┌──
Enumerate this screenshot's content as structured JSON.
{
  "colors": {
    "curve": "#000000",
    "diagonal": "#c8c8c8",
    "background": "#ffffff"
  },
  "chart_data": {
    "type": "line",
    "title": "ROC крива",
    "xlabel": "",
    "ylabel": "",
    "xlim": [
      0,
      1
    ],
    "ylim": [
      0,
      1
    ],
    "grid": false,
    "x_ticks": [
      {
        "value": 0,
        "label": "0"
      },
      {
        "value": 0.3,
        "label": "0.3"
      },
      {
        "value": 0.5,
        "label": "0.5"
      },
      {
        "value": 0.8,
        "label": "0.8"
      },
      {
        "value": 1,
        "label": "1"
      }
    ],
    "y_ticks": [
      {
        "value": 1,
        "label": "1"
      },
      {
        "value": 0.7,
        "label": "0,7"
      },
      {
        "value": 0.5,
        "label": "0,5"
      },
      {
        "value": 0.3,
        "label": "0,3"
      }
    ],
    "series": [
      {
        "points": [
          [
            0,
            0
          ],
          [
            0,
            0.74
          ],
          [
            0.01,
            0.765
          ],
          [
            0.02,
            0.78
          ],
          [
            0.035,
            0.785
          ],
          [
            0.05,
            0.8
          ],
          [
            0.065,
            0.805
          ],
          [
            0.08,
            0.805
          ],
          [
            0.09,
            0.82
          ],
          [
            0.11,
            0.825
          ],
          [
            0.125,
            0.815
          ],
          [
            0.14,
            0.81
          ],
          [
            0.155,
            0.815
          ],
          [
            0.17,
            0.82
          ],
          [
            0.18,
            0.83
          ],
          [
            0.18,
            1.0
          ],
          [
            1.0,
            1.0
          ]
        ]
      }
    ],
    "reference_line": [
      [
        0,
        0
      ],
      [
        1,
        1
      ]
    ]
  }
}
└──
▶ **Problem details**
Extract the full listing above without altering anything.

▶ **The reply**
Enumerate this screenshot's content as structured JSON.
{
  "colors": {
    "curve": "#000000",
    "diagonal": "#c8c8c8",
    "background": "#ffffff"
  },
  "chart_data": {
    "type": "line",
    "title": "ROC крива",
    "xlabel": "",
    "ylabel": "",
    "xlim": [
      0,
      1
    ],
    "ylim": [
      0,
      1
    ],
    "grid": false,
    "x_ticks": [
      {
        "value": 0,
        "label": "0"
      },
      {
        "value": 0.3,
        "label": "0.3"
      },
      {
        "value": 0.5,
        "label": "0.5"
      },
      {
        "value": 0.8,
        "label": "0.8"
      },
      {
        "value": 1,
        "label": "1"
      }
    ],
    "y_ticks": [
      {
        "value": 1,
        "label": "1"
      },
      {
        "value": 0.7,
        "label": "0,7"
      },
      {
        "value": 0.5,
        "label": "0,5"
      },
      {
        "value": 0.3,
        "label": "0,3"
      }
    ],
    "series": [
      {
        "points": [
          [
            0,
            0
          ],
          [
            0,
            0.74
          ],
          [
            0.01,
            0.765
          ],
          [
            0.02,
            0.78
          ],
          [
            0.035,
            0.785
          ],
          [
            0.05,
            0.8
          ],
          [
            0.065,
            0.805
          ],
          [
            0.08,
            0.805
          ],
          [
            0.09,
            0.82
          ],
          [
            0.11,
            0.825
          ],
          [
            0.125,
            0.815
          ],
          [
            0.14,
            0.81
          ],
          [
            0.155,
            0.815
          ],
          [
            0.17,
            0.82
          ],
          [
            0.18,
            0.83
          ],
          [
            0.18,
            1.0
          ],
          [
            1.0,
            1.0
          ]
        ]
      }
    ],
    "reference_line": [
      [
        0,
        0
      ],
      [
        1,
        1
      ]
    ]
  }
}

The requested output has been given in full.